DOCUMENT SECTION >>
┌────────
All employment lawyers know that orders for reinstatement (getting your old job back) and re-engagement (getting another job with your former employer) are extremely rare. To some extent this has probably become self-fulfilling: everyone knows that these orders are rare, so hardly anyone bothers to apply for them. That is part of the reason they are so rare.
In fact, it is very often a good idea to try for re-employment (employment lawyers tend to use this term to cover reinstatement or re-engagement). There are two main reasons. The first is that it is something that, as a rule, employers really hate. They hate it so much that a credible application for re-employment will often have a marked upwards influence on offers of settlement.
The other reason is that if re-employment is ordered, the claimant is entitled to be compensated in full for all her lost earnings from dismissal to the date of re-employment: the statutory limit does not apply. Where losses to the date of the hearing exceed the statutory limit, therefore, an application for re-employment should always be vigorously pursued unless it is clear that it is hopeless.
└────────
INFORMATION PROVIDED >>
┌────────
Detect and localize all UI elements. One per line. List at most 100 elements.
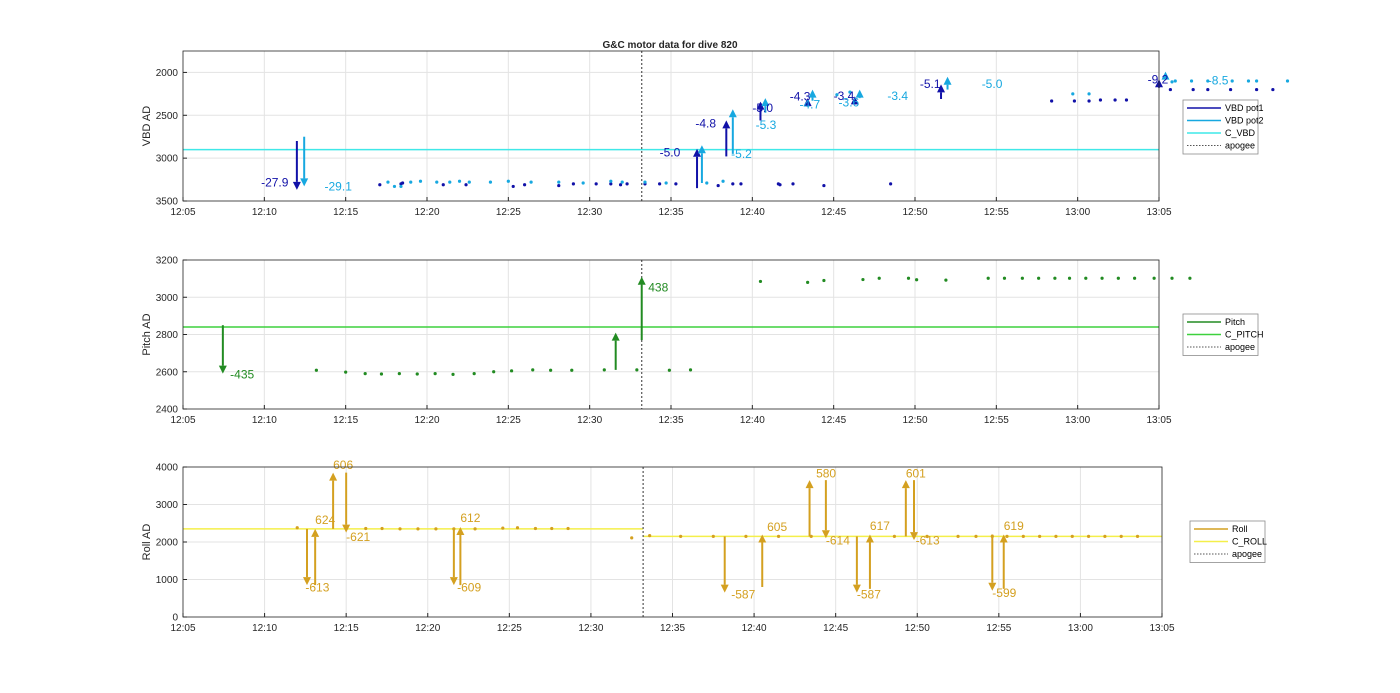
└────────
BRIEF 1 >> Transcribe part of the passage on reinstatement and re-engagement, beginning at the words "All employment lawyers" and stopping after the words "are so rare.".
BRIEF 2 >> In the passage on reinstatement and re-engagement, what term do employment lawyers use to cover both?
The data is separate material, unrelated to the passage on reinstatement and re-engagement.

CORRECT OUTPUT 1 >>
All employment lawyers know that orders for reinstatement (getting your old job back) and re-engagement (getting another job with your former employer) are extremely rare. To some extent this has probably become self-fulfilling: everyone knows that these orders are rare, so hardly anyone bothers to apply for them. That is part of the reason they are so rare.

CORRECT OUTPUT 2 >> Re-employment.